[Exercise goal]
Retype the records that come next, word for word.
───── Data section ─────
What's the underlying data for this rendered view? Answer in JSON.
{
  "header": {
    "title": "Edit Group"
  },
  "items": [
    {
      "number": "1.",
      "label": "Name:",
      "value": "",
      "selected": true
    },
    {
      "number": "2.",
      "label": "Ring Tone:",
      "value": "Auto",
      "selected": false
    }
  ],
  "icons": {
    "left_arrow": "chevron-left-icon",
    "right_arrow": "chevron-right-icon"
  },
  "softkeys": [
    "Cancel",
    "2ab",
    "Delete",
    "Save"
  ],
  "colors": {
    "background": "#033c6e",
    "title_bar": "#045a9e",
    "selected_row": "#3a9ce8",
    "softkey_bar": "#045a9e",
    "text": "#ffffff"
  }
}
─────
[Finished exercise]
What's the underlying data for this rendered view? Answer in JSON.
{
  "header": {
    "title": "Edit Group"
  },
  "items": [
    {
      "number": "1.",
      "label": "Name:",
      "value": "",
      "selected": true
    },
    {
      "number": "2.",
      "label": "Ring Tone:",
      "value": "Auto",
      "selected": false
    }
  ],
  "icons": {
    "left_arrow": "chevron-left-icon",
    "right_arrow": "chevron-right-icon"
  },
  "softkeys": [
    "Cancel",
    "2ab",
    "Delete",
    "Save"
  ],
  "colors": {
    "background": "#033c6e",
    "title_bar": "#045a9e",
    "selected_row": "#3a9ce8",
    "softkey_bar": "#045a9e",
    "text": "#ffffff"
  }
}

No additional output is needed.